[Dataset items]
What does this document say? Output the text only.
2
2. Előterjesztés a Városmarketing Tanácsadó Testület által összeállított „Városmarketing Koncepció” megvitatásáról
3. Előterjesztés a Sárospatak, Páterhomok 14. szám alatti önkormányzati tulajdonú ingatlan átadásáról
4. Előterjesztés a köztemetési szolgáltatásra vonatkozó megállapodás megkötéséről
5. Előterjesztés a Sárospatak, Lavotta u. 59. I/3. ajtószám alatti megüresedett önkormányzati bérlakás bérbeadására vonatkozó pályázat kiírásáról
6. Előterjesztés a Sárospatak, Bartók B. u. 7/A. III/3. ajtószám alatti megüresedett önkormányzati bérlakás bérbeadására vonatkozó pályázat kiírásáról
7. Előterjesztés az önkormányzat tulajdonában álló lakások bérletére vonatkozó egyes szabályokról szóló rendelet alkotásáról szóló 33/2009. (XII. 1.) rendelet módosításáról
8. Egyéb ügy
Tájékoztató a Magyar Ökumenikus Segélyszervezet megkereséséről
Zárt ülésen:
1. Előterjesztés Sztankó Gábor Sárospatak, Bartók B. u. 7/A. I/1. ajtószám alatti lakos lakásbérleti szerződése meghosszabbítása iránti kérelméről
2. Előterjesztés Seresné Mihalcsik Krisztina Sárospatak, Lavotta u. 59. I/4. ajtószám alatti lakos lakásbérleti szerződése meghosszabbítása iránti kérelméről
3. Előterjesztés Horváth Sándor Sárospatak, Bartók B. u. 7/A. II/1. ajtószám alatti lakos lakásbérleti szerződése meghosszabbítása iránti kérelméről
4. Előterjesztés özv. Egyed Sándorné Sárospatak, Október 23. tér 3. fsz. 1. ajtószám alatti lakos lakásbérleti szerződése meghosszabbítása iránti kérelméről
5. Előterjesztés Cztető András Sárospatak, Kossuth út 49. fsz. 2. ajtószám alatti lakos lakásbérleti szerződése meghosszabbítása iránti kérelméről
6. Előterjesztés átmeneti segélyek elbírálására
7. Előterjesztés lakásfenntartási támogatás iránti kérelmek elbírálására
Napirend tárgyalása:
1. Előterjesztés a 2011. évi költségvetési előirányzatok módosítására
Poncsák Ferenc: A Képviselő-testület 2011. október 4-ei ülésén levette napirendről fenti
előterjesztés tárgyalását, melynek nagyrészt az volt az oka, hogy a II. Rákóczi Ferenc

* DESCRIPTION OF THE TASK: Write out the listing once more, matching it exactly.

* WRITTEN ANSWER:
What does this document say? Output the text only.
2
2. Előterjesztés a Városmarketing Tanácsadó Testület által összeállított „Városmarketing Koncepció” megvitatásáról
3. Előterjesztés a Sárospatak, Páterhomok 14. szám alatti önkormányzati tulajdonú ingatlan átadásáról
4. Előterjesztés a köztemetési szolgáltatásra vonatkozó megállapodás megkötéséről
5. Előterjesztés a Sárospatak, Lavotta u. 59. I/3. ajtószám alatti megüresedett önkormányzati bérlakás bérbeadására vonatkozó pályázat kiírásáról
6. Előterjesztés a Sárospatak, Bartók B. u. 7/A. III/3. ajtószám alatti megüresedett önkormányzati bérlakás bérbeadására vonatkozó pályázat kiírásáról
7. Előterjesztés az önkormányzat tulajdonában álló lakások bérletére vonatkozó egyes szabályokról szóló rendelet alkotásáról szóló 33/2009. (XII. 1.) rendelet módosításáról
8. Egyéb ügy
Tájékoztató a Magyar Ökumenikus Segélyszervezet megkereséséről
Zárt ülésen:
1. Előterjesztés Sztankó Gábor Sárospatak, Bartók B. u. 7/A. I/1. ajtószám alatti lakos lakásbérleti szerződése meghosszabbítása iránti kérelméről
2. Előterjesztés Seresné Mihalcsik Krisztina Sárospatak, Lavotta u. 59. I/4. ajtószám alatti lakos lakásbérleti szerződése meghosszabbítása iránti kérelméről
3. Előterjesztés Horváth Sándor Sárospatak, Bartók B. u. 7/A. II/1. ajtószám alatti lakos lakásbérleti szerződése meghosszabbítása iránti kérelméről
4. Előterjesztés özv. Egyed Sándorné Sárospatak, Október 23. tér 3. fsz. 1. ajtószám alatti lakos lakásbérleti szerződése meghosszabbítása iránti kérelméről
5. Előterjesztés Cztető András Sárospatak, Kossuth út 49. fsz. 2. ajtószám alatti lakos lakásbérleti szerződése meghosszabbítása iránti kérelméről
6. Előterjesztés átmeneti segélyek elbírálására
7. Előterjesztés lakásfenntartási támogatás iránti kérelmek elbírálására
Napirend tárgyalása:
1. Előterjesztés a 2011. évi költségvetési előirányzatok módosítására
Poncsák Ferenc: A Képviselő-testület 2011. október 4-ei ülésén levette napirendről fenti
előterjesztés tárgyalását, melynek nagyrészt az volt az oka, hogy a II. Rákóczi Ferenc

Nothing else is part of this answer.